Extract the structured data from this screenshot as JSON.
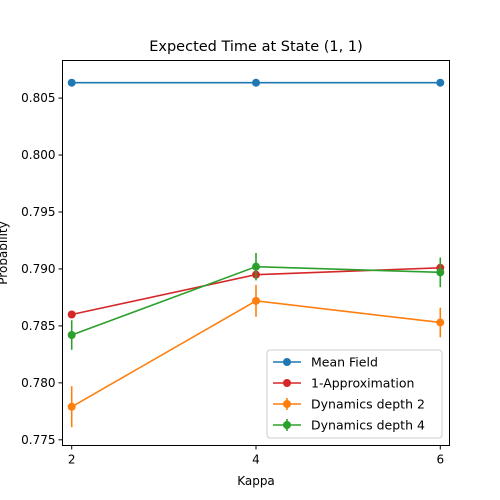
{
  "chart_data": {
    "type": "line",
    "title": "Expected Time at State (1, 1)",
    "xlabel": "Kappa",
    "ylabel": "Probability",
    "x": [
      2,
      4,
      6
    ],
    "x_ticks": [
      "2",
      "4",
      "6"
    ],
    "y_ticks": [
      "0.775",
      "0.780",
      "0.785",
      "0.790",
      "0.795",
      "0.800",
      "0.805"
    ],
    "xlim": [
      1.9,
      6.1
    ],
    "ylim": [
      0.7745,
      0.8083
    ],
    "grid": false,
    "legend_position": "lower right",
    "series": [
      {
        "name": "Mean Field",
        "color": "#1f77b4",
        "values": [
          0.80635,
          0.80635,
          0.80635
        ]
      },
      {
        "name": "1-Approximation",
        "color": "#d62728",
        "values": [
          0.786,
          0.7895,
          0.7901
        ]
      },
      {
        "name": "Dynamics depth 2",
        "color": "#ff7f0e",
        "values": [
          0.7779,
          0.7872,
          0.7853
        ],
        "errors": [
          0.0018,
          0.0014,
          0.0013
        ]
      },
      {
        "name": "Dynamics depth 4",
        "color": "#2ca02c",
        "values": [
          0.7842,
          0.7902,
          0.7897
        ],
        "errors": [
          0.0013,
          0.0012,
          0.0013
        ]
      }
    ]
  }
}
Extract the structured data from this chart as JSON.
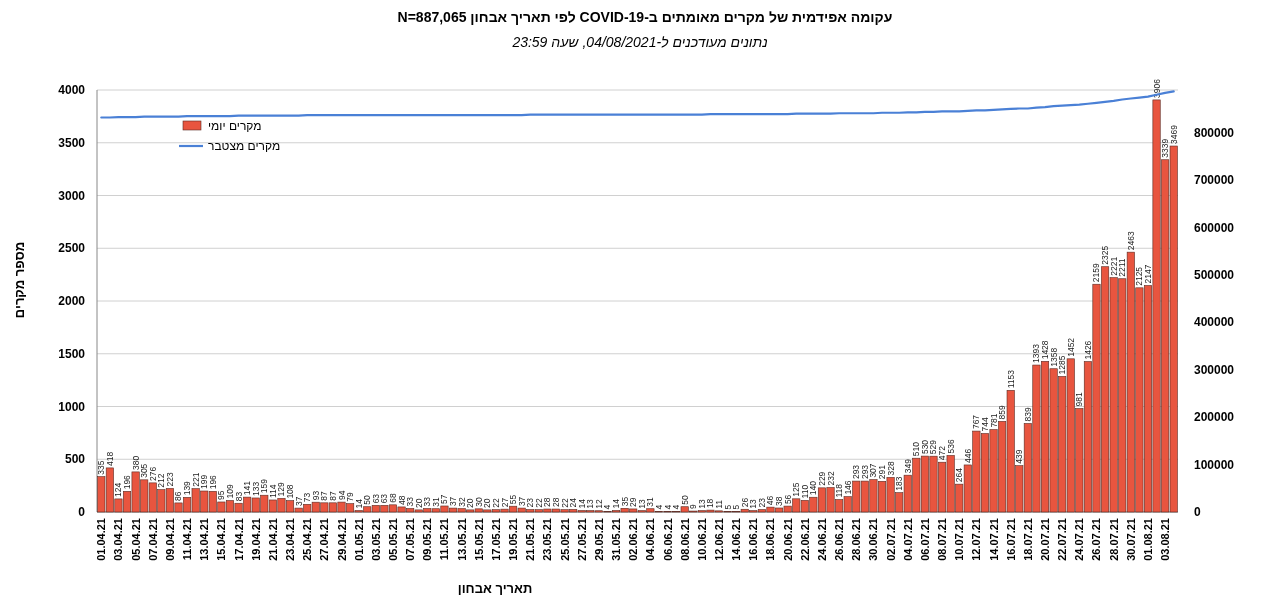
{
  "chart_data": {
    "type": "bar",
    "title": "עקומה אפידמית של מקרים מאומתים ב-COVID-19 לפי תאריך אבחון   N=887,065",
    "subtitle": "נתונים מעודכנים ל-04/08/2021, שעה 23:59",
    "xlabel": "תאריך אבחון",
    "ylabel": "מספר מקרים",
    "categories": [
      "01.04.21",
      null,
      "03.04.21",
      null,
      "05.04.21",
      null,
      "07.04.21",
      null,
      "09.04.21",
      null,
      "11.04.21",
      null,
      "13.04.21",
      null,
      "15.04.21",
      null,
      "17.04.21",
      null,
      "19.04.21",
      null,
      "21.04.21",
      null,
      "23.04.21",
      null,
      "25.04.21",
      null,
      "27.04.21",
      null,
      "29.04.21",
      null,
      "01.05.21",
      null,
      "03.05.21",
      null,
      "05.05.21",
      null,
      "07.05.21",
      null,
      "09.05.21",
      null,
      "11.05.21",
      null,
      "13.05.21",
      null,
      "15.05.21",
      null,
      "17.05.21",
      null,
      "19.05.21",
      null,
      "21.05.21",
      null,
      "23.05.21",
      null,
      "25.05.21",
      null,
      "27.05.21",
      null,
      "29.05.21",
      null,
      "31.05.21",
      null,
      "02.06.21",
      null,
      "04.06.21",
      null,
      "06.06.21",
      null,
      "08.06.21",
      null,
      "10.06.21",
      null,
      "12.06.21",
      null,
      "14.06.21",
      null,
      "16.06.21",
      null,
      "18.06.21",
      null,
      "20.06.21",
      null,
      "22.06.21",
      null,
      "24.06.21",
      null,
      "26.06.21",
      null,
      "28.06.21",
      null,
      "30.06.21",
      null,
      "02.07.21",
      null,
      "04.07.21",
      null,
      "06.07.21",
      null,
      "08.07.21",
      null,
      "10.07.21",
      null,
      "12.07.21",
      null,
      "14.07.21",
      null,
      "16.07.21",
      null,
      "18.07.21",
      null,
      "20.07.21",
      null,
      "22.07.21",
      null,
      "24.07.21",
      null,
      "26.07.21",
      null,
      "28.07.21",
      null,
      "30.07.21",
      null,
      "01.08.21",
      null,
      "03.08.21",
      null
    ],
    "series": [
      {
        "name": "מקרים יומי",
        "color": "#e8553f",
        "values": [
          335,
          418,
          124,
          196,
          380,
          305,
          276,
          212,
          223,
          86,
          139,
          221,
          199,
          196,
          95,
          109,
          83,
          141,
          133,
          159,
          114,
          129,
          108,
          37,
          73,
          93,
          87,
          87,
          94,
          79,
          14,
          50,
          63,
          63,
          68,
          48,
          33,
          20,
          33,
          31,
          57,
          37,
          32,
          20,
          30,
          20,
          22,
          27,
          55,
          37,
          23,
          22,
          28,
          28,
          22,
          24,
          14,
          13,
          12,
          4,
          14,
          35,
          29,
          13,
          31,
          4,
          4,
          4,
          50,
          9,
          13,
          18,
          11,
          5,
          5,
          26,
          13,
          23,
          46,
          38,
          56,
          125,
          110,
          140,
          229,
          232,
          118,
          146,
          293,
          293,
          307,
          291,
          328,
          183,
          349,
          510,
          530,
          529,
          472,
          536,
          264,
          446,
          767,
          744,
          781,
          859,
          1153,
          439,
          839,
          1393,
          1428,
          1358,
          1285,
          1452,
          981,
          1426,
          2159,
          2325,
          2221,
          2211,
          2463,
          2125,
          2147,
          3906,
          3339,
          3469
        ],
        "value_labels": [
          "335",
          "418",
          "124",
          "196",
          "380",
          "305",
          "276",
          "212",
          "223",
          "86",
          "139",
          "221",
          "199",
          "196",
          "95",
          "109",
          "83",
          "141",
          "133",
          "159",
          "114",
          "129",
          "108",
          "37",
          "73",
          "93",
          "87",
          "87",
          "94",
          "79",
          "14",
          "50",
          "63",
          "63",
          "68",
          "48",
          "33",
          "20",
          "33",
          "31",
          "57",
          "37",
          "32",
          "20",
          "30",
          "20",
          "22",
          "27",
          "55",
          "37",
          "23",
          "22",
          "28",
          "28",
          "22",
          "24",
          "14",
          "13",
          "12",
          "4",
          "14",
          "35",
          "29",
          "13",
          "31",
          "4",
          "4",
          "4",
          "50",
          "9",
          "13",
          "18",
          "11",
          "5",
          "5",
          "26",
          "13",
          "23",
          "46",
          "38",
          "56",
          "125",
          "110",
          "140",
          "229",
          "232",
          "118",
          "146",
          "293",
          "293",
          "307",
          "291",
          "328",
          "183",
          "349",
          "510",
          "530",
          "529",
          "472",
          "536",
          "264",
          "446",
          "767",
          "744",
          "781",
          "859",
          "1153",
          "439",
          "839",
          "1393",
          "1428",
          "1358",
          "1285",
          "1452",
          "981",
          "1426",
          "2159",
          "2325",
          "2221",
          "2211",
          "2463",
          "2125",
          "2147",
          "3906",
          "3339",
          "3469"
        ]
      },
      {
        "name": "מקרים מצטבר",
        "type": "line",
        "axis": "y2",
        "color": "#4a80d6",
        "values": [
          832000,
          832000,
          833000,
          833000,
          833000,
          834000,
          834000,
          834000,
          834000,
          834000,
          835000,
          835000,
          835000,
          835000,
          835000,
          835000,
          836000,
          836000,
          836000,
          836000,
          836000,
          836000,
          836000,
          836000,
          837000,
          837000,
          837000,
          837000,
          837000,
          837000,
          837000,
          837000,
          837000,
          837000,
          837000,
          837000,
          837000,
          837000,
          837000,
          837000,
          837000,
          837000,
          837000,
          837000,
          837000,
          837000,
          837000,
          837000,
          837000,
          837000,
          838000,
          838000,
          838000,
          838000,
          838000,
          838000,
          838000,
          838000,
          838000,
          838000,
          838000,
          838000,
          838000,
          838000,
          838000,
          838000,
          838000,
          838000,
          838000,
          838000,
          838000,
          839000,
          839000,
          839000,
          839000,
          839000,
          839000,
          839000,
          839000,
          839000,
          839000,
          840000,
          840000,
          840000,
          840000,
          840000,
          841000,
          841000,
          841000,
          841000,
          841000,
          842000,
          842000,
          842000,
          843000,
          843000,
          844000,
          844000,
          845000,
          845000,
          845000,
          846000,
          847000,
          847000,
          848000,
          849000,
          850000,
          851000,
          851000,
          853000,
          854000,
          856000,
          857000,
          858000,
          859000,
          861000,
          863000,
          865000,
          867000,
          870000,
          872000,
          874000,
          876000,
          880000,
          884000,
          887000
        ]
      }
    ],
    "ylim": [
      0,
      4000
    ],
    "yticks": [
      0,
      500,
      1000,
      1500,
      2000,
      2500,
      3000,
      3500,
      4000
    ],
    "y2lim": [
      0,
      890000
    ],
    "y2ticks": [
      0,
      100000,
      200000,
      300000,
      400000,
      500000,
      600000,
      700000,
      800000
    ],
    "grid": "y",
    "legend": "top left"
  }
}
:::
Locate the string "this" in the listing above and copy every line where it occurs.

Completed exercise |
Extract the structured data from this screenshot as JSON.
Extract the structured data from this chart as JSON.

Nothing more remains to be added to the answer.